Short problem:
Set down all of the data exactly as it appears.

Figure content listings:
+++

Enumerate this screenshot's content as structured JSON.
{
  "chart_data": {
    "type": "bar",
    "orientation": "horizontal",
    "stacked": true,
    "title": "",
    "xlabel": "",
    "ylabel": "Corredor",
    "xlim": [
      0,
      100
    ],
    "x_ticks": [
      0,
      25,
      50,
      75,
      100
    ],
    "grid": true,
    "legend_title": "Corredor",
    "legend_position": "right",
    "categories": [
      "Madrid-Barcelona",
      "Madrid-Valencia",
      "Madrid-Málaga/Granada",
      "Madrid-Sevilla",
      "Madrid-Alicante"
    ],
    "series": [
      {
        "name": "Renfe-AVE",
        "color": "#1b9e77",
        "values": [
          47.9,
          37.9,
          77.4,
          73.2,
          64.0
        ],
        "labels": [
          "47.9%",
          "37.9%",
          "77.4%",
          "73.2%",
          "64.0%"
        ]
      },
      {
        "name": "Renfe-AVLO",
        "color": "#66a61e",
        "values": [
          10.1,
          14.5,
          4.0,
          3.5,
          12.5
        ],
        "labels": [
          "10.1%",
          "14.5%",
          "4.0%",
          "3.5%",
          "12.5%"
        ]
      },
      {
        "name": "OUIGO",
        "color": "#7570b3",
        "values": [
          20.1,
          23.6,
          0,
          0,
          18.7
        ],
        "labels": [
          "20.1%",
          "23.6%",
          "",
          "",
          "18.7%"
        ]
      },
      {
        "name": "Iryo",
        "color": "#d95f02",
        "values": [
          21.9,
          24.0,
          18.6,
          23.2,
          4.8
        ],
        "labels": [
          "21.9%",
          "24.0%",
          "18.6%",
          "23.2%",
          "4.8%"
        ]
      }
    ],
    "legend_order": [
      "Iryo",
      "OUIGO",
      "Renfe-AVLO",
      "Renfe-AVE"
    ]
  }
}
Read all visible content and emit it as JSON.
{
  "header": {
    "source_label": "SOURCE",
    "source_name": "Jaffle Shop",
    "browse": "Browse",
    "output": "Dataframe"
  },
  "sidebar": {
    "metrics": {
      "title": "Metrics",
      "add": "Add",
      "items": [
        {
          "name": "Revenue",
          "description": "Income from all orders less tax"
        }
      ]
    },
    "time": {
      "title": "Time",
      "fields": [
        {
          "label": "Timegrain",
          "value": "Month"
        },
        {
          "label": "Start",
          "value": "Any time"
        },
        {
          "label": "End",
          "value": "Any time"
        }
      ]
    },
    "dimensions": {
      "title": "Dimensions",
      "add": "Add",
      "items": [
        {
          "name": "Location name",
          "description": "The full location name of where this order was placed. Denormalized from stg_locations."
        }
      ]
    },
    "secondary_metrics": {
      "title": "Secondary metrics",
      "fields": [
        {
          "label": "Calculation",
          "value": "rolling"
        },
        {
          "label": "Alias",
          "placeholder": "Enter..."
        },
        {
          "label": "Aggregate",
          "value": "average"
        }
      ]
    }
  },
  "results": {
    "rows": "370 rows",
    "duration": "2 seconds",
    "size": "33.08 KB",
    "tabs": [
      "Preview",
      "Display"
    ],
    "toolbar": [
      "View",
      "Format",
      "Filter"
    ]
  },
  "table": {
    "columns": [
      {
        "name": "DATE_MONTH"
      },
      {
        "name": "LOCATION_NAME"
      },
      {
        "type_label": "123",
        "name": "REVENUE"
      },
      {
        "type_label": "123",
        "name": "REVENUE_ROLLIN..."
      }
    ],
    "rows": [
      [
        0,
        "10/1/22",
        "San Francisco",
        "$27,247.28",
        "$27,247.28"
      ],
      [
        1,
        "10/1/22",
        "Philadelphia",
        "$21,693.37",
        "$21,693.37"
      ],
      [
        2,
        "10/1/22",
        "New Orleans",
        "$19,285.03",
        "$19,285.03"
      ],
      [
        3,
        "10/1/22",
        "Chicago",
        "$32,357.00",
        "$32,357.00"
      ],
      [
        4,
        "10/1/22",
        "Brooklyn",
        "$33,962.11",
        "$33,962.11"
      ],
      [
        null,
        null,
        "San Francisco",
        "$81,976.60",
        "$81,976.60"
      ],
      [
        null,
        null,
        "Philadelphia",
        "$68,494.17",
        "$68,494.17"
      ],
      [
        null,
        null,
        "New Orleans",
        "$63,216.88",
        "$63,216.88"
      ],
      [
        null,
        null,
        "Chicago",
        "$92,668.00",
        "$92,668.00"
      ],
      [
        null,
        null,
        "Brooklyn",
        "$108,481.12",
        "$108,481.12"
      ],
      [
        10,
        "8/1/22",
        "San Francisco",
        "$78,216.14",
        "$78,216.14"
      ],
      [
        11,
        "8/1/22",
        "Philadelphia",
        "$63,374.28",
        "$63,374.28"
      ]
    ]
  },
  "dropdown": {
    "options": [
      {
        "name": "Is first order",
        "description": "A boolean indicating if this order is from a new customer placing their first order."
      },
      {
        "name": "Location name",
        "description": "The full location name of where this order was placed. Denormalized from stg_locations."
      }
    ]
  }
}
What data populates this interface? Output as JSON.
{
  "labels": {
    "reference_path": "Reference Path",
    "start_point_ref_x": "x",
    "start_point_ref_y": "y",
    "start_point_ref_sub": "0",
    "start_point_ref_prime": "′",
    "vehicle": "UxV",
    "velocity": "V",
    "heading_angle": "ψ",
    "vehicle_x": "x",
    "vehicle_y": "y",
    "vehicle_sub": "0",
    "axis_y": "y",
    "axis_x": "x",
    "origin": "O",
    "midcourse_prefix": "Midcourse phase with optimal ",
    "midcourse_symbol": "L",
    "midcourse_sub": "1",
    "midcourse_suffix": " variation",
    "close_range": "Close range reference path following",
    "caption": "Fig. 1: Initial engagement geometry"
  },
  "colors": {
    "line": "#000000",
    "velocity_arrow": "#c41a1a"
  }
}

+++

Written response:
Enumerate this screenshot's content as structured JSON.
{
  "chart_data": {
    "type": "bar",
    "orientation": "horizontal",
    "stacked": true,
    "title": "",
    "xlabel": "",
    "ylabel": "Corredor",
    "xlim": [
      0,
      100
    ],
    "x_ticks": [
      0,
      25,
      50,
      75,
      100
    ],
    "grid": true,
    "legend_title": "Corredor",
    "legend_position": "right",
    "categories": [
      "Madrid-Barcelona",
      "Madrid-Valencia",
      "Madrid-Málaga/Granada",
      "Madrid-Sevilla",
      "Madrid-Alicante"
    ],
    "series": [
      {
        "name": "Renfe-AVE",
        "color": "#1b9e77",
        "values": [
          47.9,
          37.9,
          77.4,
          73.2,
          64.0
        ],
        "labels": [
          "47.9%",
          "37.9%",
          "77.4%",
          "73.2%",
          "64.0%"
        ]
      },
      {
        "name": "Renfe-AVLO",
        "color": "#66a61e",
        "values": [
          10.1,
          14.5,
          4.0,
          3.5,
          12.5
        ],
        "labels": [
          "10.1%",
          "14.5%",
          "4.0%",
          "3.5%",
          "12.5%"
        ]
      },
      {
        "name": "OUIGO",
        "color": "#7570b3",
        "values": [
          20.1,
          23.6,
          0,
          0,
          18.7
        ],
        "labels": [
          "20.1%",
          "23.6%",
          "",
          "",
          "18.7%"
        ]
      },
      {
        "name": "Iryo",
        "color": "#d95f02",
        "values": [
          21.9,
          24.0,
          18.6,
          23.2,
          4.8
        ],
        "labels": [
          "21.9%",
          "24.0%",
          "18.6%",
          "23.2%",
          "4.8%"
        ]
      }
    ],
    "legend_order": [
      "Iryo",
      "OUIGO",
      "Renfe-AVLO",
      "Renfe-AVE"
    ]
  }
}
Read all visible content and emit it as JSON.
{
  "header": {
    "source_label": "SOURCE",
    "source_name": "Jaffle Shop",
    "browse": "Browse",
    "output": "Dataframe"
  },
  "sidebar": {
    "metrics": {
      "title": "Metrics",
      "add": "Add",
      "items": [
        {
          "name": "Revenue",
          "description": "Income from all orders less tax"
        }
      ]
    },
    "time": {
      "title": "Time",
      "fields": [
        {
          "label": "Timegrain",
          "value": "Month"
        },
        {
          "label": "Start",
          "value": "Any time"
        },
        {
          "label": "End",
          "value": "Any time"
        }
      ]
    },
    "dimensions": {
      "title": "Dimensions",
      "add": "Add",
      "items": [
        {
          "name": "Location name",
          "description": "The full location name of where this order was placed. Denormalized from stg_locations."
        }
      ]
    },
    "secondary_metrics": {
      "title": "Secondary metrics",
      "fields": [
        {
          "label": "Calculation",
          "value": "rolling"
        },
        {
          "label": "Alias",
          "placeholder": "Enter..."
        },
        {
          "label": "Aggregate",
          "value": "average"
        }
      ]
    }
  },
  "results": {
    "rows": "370 rows",
    "duration": "2 seconds",
    "size": "33.08 KB",
    "tabs": [
      "Preview",
      "Display"
    ],
    "toolbar": [
      "View",
      "Format",
      "Filter"
    ]
  },
  "table": {
    "columns": [
      {
        "name": "DATE_MONTH"
      },
      {
        "name": "LOCATION_NAME"
      },
      {
        "type_label": "123",
        "name": "REVENUE"
      },
      {
        "type_label": "123",
        "name": "REVENUE_ROLLIN..."
      }
    ],
    "rows": [
      [
        0,
        "10/1/22",
        "San Francisco",
        "$27,247.28",
        "$27,247.28"
      ],
      [
        1,
        "10/1/22",
        "Philadelphia",
        "$21,693.37",
        "$21,693.37"
      ],
      [
        2,
        "10/1/22",
        "New Orleans",
        "$19,285.03",
        "$19,285.03"
      ],
      [
        3,
        "10/1/22",
        "Chicago",
        "$32,357.00",
        "$32,357.00"
      ],
      [
        4,
        "10/1/22",
        "Brooklyn",
        "$33,962.11",
        "$33,962.11"
      ],
      [
        null,
        null,
        "San Francisco",
        "$81,976.60",
        "$81,976.60"
      ],
      [
        null,
        null,
        "Philadelphia",
        "$68,494.17",
        "$68,494.17"
      ],
      [
        null,
        null,
        "New Orleans",
        "$63,216.88",
        "$63,216.88"
      ],
      [
        null,
        null,
        "Chicago",
        "$92,668.00",
        "$92,668.00"
      ],
      [
        null,
        null,
        "Brooklyn",
        "$108,481.12",
        "$108,481.12"
      ],
      [
        10,
        "8/1/22",
        "San Francisco",
        "$78,216.14",
        "$78,216.14"
      ],
      [
        11,
        "8/1/22",
        "Philadelphia",
        "$63,374.28",
        "$63,374.28"
      ]
    ]
  },
  "dropdown": {
    "options": [
      {
        "name": "Is first order",
        "description": "A boolean indicating if this order is from a new customer placing their first order."
      },
      {
        "name": "Location name",
        "description": "The full location name of where this order was placed. Denormalized from stg_locations."
      }
    ]
  }
}
What data populates this interface? Output as JSON.
{
  "labels": {
    "reference_path": "Reference Path",
    "start_point_ref_x": "x",
    "start_point_ref_y": "y",
    "start_point_ref_sub": "0",
    "start_point_ref_prime": "′",
    "vehicle": "UxV",
    "velocity": "V",
    "heading_angle": "ψ",
    "vehicle_x": "x",
    "vehicle_y": "y",
    "vehicle_sub": "0",
    "axis_y": "y",
    "axis_x": "x",
    "origin": "O",
    "midcourse_prefix": "Midcourse phase with optimal ",
    "midcourse_symbol": "L",
    "midcourse_sub": "1",
    "midcourse_suffix": " variation",
    "close_range": "Close range reference path following",
    "caption": "Fig. 1: Initial engagement geometry"
  },
  "colors": {
    "line": "#000000",
    "velocity_arrow": "#c41a1a"
  }
}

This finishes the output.